Your instructions> Find every line with the word "Mecânica". Copy those lines.

Materials provided>
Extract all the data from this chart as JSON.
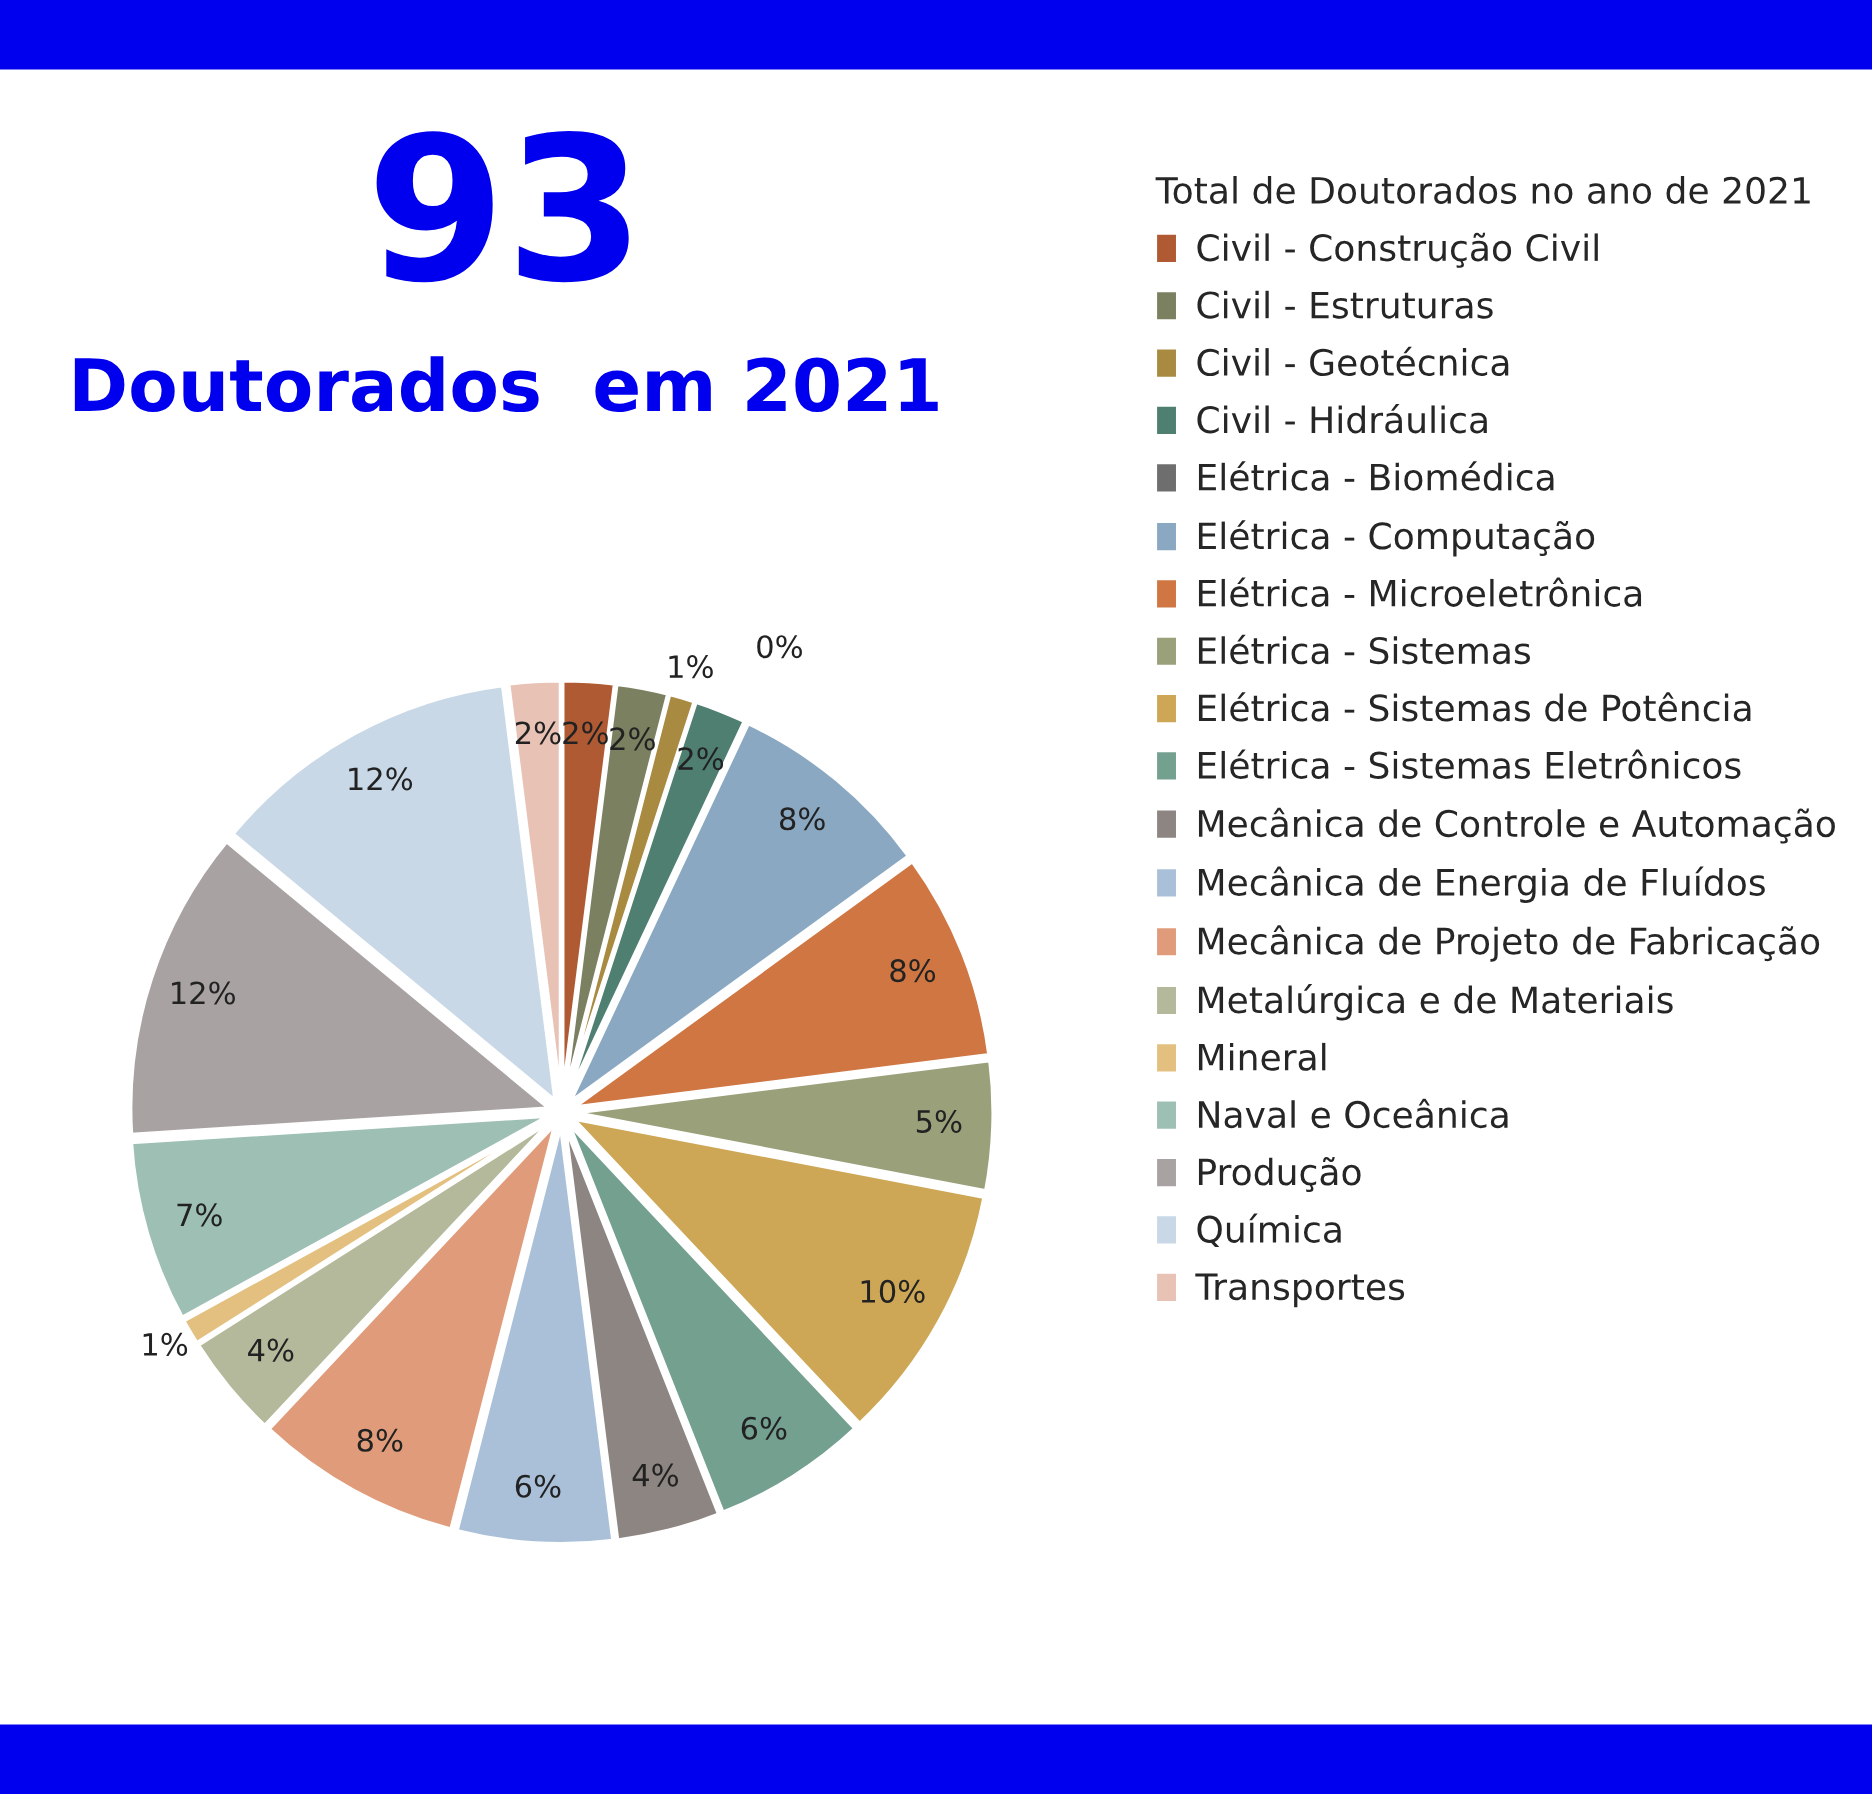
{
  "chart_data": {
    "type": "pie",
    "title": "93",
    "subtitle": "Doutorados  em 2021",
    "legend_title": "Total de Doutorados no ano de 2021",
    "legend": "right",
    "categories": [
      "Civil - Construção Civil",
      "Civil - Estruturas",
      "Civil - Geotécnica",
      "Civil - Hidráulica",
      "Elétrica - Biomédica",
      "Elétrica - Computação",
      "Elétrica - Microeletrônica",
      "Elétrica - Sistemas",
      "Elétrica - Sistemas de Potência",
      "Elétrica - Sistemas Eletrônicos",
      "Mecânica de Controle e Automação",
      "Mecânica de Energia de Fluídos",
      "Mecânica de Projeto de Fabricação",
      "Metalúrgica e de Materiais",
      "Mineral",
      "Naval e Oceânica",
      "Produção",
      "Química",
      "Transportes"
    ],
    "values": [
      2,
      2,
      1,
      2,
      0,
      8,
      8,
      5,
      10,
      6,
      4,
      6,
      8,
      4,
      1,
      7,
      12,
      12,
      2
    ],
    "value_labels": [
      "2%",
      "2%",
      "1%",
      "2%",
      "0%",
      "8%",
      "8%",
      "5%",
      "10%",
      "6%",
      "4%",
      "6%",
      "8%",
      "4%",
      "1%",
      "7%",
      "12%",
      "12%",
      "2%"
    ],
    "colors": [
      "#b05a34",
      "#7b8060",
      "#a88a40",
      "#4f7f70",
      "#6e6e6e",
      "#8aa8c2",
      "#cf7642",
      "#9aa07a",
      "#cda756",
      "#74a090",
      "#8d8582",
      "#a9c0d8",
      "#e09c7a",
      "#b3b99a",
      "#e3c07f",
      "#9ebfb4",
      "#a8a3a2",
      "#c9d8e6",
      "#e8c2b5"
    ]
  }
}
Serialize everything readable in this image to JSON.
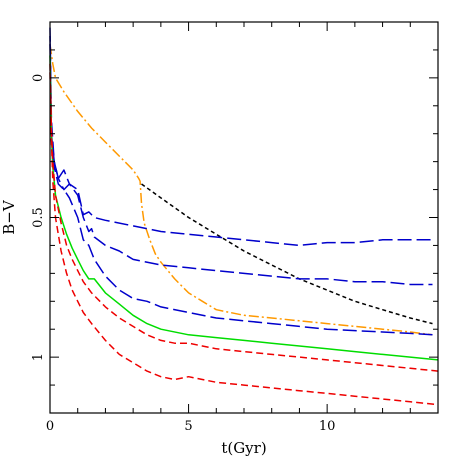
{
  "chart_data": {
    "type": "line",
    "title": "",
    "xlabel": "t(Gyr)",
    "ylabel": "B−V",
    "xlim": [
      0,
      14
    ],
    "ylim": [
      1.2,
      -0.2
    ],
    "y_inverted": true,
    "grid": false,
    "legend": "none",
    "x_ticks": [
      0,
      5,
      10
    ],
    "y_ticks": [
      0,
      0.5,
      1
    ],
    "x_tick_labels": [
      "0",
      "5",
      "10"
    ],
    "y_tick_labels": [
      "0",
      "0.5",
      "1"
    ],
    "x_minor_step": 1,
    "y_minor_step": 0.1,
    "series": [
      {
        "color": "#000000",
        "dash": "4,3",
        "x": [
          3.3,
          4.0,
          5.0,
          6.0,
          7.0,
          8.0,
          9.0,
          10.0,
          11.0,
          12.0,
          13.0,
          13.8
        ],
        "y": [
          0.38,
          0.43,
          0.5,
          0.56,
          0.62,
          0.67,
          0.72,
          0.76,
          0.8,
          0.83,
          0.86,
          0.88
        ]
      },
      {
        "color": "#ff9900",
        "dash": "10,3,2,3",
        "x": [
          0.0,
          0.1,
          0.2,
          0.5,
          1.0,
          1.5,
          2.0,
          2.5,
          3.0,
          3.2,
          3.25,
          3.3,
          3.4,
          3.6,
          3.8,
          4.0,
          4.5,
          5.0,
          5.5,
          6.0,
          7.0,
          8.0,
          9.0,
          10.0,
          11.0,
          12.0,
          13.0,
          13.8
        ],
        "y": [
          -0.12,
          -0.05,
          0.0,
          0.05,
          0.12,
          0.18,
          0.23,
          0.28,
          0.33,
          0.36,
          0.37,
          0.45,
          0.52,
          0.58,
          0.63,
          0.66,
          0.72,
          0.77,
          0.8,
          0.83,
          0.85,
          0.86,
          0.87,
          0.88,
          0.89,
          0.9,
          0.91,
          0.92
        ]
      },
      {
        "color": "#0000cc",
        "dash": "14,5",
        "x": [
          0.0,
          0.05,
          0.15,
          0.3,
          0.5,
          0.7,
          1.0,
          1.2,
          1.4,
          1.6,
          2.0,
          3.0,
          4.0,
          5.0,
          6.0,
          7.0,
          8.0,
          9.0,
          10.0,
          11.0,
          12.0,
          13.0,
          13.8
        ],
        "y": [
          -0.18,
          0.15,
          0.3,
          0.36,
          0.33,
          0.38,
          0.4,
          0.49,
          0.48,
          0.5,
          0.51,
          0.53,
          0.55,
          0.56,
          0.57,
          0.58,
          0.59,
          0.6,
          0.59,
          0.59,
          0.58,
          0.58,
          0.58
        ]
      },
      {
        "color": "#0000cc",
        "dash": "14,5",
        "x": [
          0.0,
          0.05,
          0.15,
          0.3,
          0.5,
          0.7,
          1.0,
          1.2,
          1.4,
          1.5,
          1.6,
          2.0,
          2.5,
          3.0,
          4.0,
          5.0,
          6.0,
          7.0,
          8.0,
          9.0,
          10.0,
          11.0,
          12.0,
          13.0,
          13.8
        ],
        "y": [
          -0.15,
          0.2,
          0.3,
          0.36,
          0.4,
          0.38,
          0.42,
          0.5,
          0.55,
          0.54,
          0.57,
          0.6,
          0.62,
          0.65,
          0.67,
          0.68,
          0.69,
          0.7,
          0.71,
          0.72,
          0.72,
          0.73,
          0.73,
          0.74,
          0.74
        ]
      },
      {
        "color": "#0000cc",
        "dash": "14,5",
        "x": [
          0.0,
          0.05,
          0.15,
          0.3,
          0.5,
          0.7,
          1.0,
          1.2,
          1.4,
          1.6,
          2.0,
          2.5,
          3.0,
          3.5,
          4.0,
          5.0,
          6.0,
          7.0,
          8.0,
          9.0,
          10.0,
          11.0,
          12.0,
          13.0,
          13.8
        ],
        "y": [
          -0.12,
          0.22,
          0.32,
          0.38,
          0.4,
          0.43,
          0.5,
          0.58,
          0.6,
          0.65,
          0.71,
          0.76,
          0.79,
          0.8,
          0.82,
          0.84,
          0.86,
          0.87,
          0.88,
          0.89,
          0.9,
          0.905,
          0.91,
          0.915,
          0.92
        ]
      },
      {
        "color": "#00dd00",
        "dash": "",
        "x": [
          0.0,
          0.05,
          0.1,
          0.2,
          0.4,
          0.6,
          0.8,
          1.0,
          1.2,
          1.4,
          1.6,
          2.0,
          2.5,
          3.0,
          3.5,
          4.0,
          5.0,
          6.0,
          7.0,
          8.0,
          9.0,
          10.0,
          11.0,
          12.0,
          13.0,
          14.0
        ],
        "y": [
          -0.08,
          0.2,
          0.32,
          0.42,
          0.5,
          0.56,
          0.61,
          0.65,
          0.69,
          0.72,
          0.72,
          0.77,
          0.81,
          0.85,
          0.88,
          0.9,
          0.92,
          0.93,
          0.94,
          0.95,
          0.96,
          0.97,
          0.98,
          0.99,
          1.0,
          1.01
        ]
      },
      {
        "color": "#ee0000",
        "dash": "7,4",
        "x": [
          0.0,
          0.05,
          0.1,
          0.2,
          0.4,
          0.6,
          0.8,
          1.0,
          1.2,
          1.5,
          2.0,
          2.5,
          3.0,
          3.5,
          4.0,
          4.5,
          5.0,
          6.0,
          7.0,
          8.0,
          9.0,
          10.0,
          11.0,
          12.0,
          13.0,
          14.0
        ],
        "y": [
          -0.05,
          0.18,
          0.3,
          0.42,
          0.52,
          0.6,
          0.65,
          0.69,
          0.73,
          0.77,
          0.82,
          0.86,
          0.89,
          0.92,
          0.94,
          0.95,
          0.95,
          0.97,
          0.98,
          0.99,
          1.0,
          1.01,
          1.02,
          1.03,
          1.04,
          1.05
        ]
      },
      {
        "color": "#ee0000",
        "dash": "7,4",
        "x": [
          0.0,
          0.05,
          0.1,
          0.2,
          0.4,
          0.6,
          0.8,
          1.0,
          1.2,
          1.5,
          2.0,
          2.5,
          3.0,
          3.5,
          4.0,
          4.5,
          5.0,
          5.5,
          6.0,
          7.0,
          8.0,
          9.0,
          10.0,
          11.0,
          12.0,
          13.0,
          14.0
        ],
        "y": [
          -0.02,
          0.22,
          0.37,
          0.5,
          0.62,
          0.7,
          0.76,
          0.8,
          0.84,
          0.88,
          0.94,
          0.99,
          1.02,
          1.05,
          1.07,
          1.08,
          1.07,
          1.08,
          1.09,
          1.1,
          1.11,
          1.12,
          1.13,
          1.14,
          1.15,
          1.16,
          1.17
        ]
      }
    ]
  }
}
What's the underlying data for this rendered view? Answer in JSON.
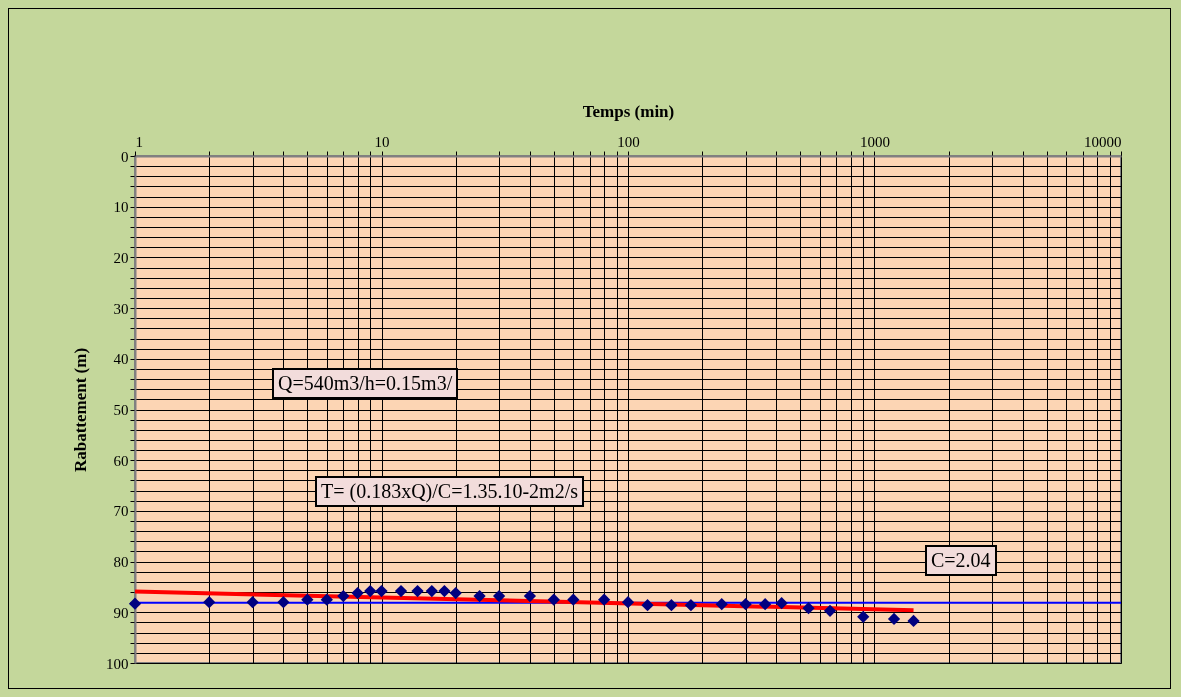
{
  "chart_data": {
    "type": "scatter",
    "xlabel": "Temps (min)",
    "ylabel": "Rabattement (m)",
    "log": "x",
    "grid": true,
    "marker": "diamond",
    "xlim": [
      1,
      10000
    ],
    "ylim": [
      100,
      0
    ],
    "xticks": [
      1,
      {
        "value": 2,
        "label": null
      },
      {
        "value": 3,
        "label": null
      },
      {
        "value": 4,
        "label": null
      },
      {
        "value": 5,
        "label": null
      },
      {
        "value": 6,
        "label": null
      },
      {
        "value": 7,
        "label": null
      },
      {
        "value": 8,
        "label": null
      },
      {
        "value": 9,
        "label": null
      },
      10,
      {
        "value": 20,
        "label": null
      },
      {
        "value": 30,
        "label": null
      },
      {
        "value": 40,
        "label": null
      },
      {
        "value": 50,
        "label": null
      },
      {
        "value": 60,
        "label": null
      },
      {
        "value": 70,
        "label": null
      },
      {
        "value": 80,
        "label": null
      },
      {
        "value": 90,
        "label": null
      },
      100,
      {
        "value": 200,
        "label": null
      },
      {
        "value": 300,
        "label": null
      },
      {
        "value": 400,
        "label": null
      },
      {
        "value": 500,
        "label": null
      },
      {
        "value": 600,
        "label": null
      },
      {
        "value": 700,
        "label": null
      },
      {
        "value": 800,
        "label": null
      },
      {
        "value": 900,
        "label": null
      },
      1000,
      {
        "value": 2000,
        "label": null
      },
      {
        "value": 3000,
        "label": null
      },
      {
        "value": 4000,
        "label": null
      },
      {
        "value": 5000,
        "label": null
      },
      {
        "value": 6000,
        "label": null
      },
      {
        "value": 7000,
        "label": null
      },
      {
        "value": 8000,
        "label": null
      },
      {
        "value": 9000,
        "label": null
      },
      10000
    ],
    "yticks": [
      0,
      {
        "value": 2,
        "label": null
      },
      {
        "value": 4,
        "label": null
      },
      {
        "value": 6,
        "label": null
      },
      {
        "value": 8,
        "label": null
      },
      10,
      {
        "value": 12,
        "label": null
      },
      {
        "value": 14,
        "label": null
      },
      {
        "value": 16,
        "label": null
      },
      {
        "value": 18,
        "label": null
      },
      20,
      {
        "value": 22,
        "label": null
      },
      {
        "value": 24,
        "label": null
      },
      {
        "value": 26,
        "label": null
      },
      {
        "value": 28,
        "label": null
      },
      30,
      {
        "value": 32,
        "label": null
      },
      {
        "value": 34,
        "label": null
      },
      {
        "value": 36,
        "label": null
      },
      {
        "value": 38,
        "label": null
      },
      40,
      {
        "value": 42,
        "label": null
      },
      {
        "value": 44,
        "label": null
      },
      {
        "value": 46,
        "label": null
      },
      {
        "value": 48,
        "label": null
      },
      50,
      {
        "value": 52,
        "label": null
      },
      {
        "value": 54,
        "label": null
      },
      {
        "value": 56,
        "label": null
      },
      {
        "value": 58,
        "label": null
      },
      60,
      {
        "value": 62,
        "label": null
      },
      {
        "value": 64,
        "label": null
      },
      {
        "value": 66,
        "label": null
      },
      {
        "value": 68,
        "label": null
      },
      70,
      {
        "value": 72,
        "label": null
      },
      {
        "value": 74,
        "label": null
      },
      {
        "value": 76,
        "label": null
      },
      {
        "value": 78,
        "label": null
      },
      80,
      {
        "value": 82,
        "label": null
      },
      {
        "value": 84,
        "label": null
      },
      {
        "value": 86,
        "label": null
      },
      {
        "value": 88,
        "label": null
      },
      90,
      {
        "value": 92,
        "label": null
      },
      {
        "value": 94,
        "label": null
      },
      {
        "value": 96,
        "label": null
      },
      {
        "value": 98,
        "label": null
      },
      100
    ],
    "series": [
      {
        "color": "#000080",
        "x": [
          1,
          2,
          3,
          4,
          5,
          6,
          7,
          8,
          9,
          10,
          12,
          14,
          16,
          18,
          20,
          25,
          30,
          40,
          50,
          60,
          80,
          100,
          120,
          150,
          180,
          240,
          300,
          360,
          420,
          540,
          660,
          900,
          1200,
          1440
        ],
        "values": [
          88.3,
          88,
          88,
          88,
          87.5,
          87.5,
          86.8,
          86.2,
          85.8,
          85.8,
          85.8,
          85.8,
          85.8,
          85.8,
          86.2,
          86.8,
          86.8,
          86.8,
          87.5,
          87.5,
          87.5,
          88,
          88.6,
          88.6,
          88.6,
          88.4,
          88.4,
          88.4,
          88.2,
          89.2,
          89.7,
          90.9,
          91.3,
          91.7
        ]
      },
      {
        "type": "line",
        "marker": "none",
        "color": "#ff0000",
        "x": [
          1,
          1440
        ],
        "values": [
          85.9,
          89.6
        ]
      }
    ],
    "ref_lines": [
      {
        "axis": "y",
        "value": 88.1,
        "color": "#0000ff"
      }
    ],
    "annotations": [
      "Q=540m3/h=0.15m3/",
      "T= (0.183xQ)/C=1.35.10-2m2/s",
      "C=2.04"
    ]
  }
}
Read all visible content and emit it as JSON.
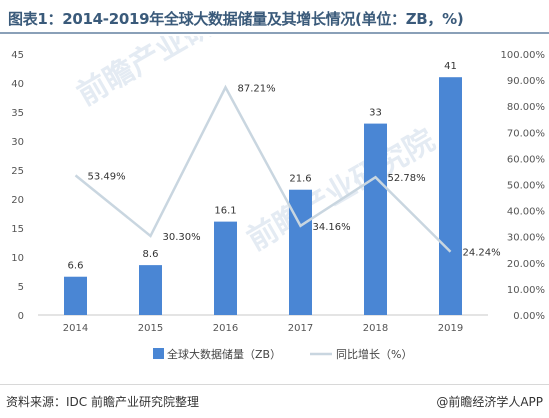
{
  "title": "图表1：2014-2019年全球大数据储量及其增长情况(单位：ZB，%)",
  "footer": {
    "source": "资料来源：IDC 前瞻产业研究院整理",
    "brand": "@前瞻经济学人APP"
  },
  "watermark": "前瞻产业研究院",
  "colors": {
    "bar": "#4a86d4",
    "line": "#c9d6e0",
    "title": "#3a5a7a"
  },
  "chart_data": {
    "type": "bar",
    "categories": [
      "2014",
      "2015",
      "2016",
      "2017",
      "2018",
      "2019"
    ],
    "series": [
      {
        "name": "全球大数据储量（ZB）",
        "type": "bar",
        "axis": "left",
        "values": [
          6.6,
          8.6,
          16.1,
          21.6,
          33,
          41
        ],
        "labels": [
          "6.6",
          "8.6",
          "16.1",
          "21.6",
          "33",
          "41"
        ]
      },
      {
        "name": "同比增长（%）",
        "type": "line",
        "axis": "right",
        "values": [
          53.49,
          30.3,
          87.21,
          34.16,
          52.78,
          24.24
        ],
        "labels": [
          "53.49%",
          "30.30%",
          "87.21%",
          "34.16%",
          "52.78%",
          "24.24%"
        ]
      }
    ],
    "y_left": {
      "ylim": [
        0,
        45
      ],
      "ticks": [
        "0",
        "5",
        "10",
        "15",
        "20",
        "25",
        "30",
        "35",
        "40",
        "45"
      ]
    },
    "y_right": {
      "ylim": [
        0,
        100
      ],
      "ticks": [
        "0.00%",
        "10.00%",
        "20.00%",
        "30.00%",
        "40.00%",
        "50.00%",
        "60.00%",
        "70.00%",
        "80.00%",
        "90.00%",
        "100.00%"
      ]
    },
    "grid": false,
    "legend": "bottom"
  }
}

Expected answer>
      "Mecânica de Controle e Automação",
      "Mecânica de Energia de Fluídos",
      "Mecânica de Projeto de Fabricação",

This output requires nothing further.